- TO BE DONE -
Find how many lines contain "from" and state only that number.
[RECORD LIST start]
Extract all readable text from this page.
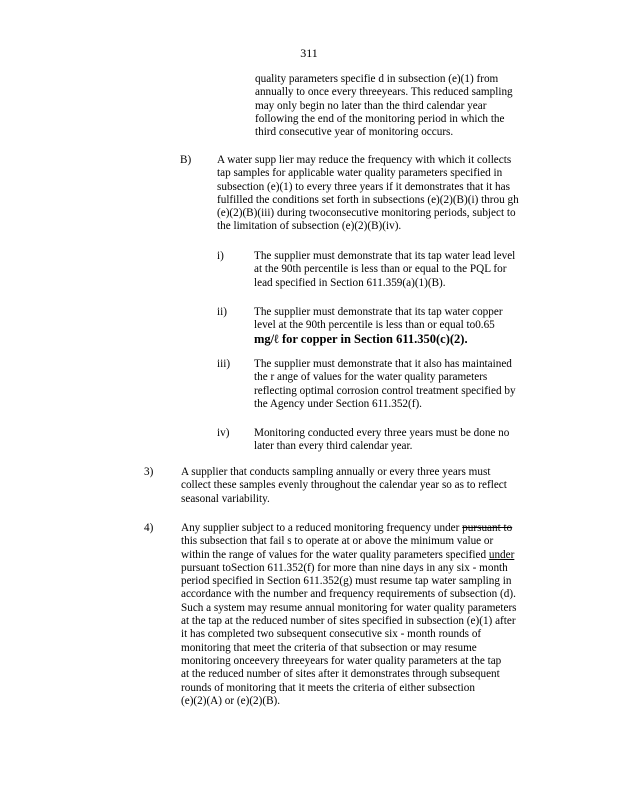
311
quality parameters specifie d in subsection (e)(1) from
annually to once every threeyears. This reduced sampling
may only begin no later than the third calendar year
following the end of the monitoring period in which the
third consecutive year of monitoring occurs.
B) A water supp lier may reduce the frequency with which it collects
tap samples for applicable water quality parameters specified in
subsection (e)(1) to every three years if it demonstrates that it has
fulfilled the conditions set forth in subsections (e)(2)(B)(i) throu gh
(e)(2)(B)(iii) during twoconsecutive monitoring periods, subject to
the limitation of subsection (e)(2)(B)(iv).
i)	The supplier must demonstrate that its tap water lead level
at the 90th percentile is less than or equal to the PQL for
lead specified in Section 611.359(a)(1)(B).
ii) The supplier must demonstrate that its tap water copper
level at the 90th percentile is less than or equal to0.65
mg/ℓ for copper in Section 611.350(c)(2).
iii) The supplier must demonstrate that it also has maintained
the r ange of values for the water quality parameters
reflecting optimal corrosion control treatment specified by
the Agency under Section 611.352(f).
iv) Monitoring conducted every three years must be done no
later than every third calendar year.
3) A supplier that conducts sampling annually or every three years must
collect these samples evenly throughout the calendar year so as to reflect
seasonal variability.
4) Any supplier subject to a reduced monitoring frequency under pursuant to
this subsection that fail s to operate at or above the minimum value or
within the range of values for the water quality parameters specified under
pursuant toSection 611.352(f) for more than nine days in any six - month
period specified in Section 611.352(g) must resume tap water sampling in
accordance with the number and frequency requirements of subsection (d).
Such a system may resume annual monitoring for water quality parameters
at the tap at the reduced number of sites specified in subsection (e)(1) after
it has completed two subsequent consecutive six - month rounds of
monitoring that meet the criteria of that subsection or may resume
monitoring onceevery threeyears for water quality parameters at the tap
at the reduced number of sites after it demonstrates through subsequent
rounds of monitoring that it meets the criteria of either subsection
(e)(2)(A) or (e)(2)(B).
[RECORD LIST end]
- RESPONSE TO THIS TASK -
2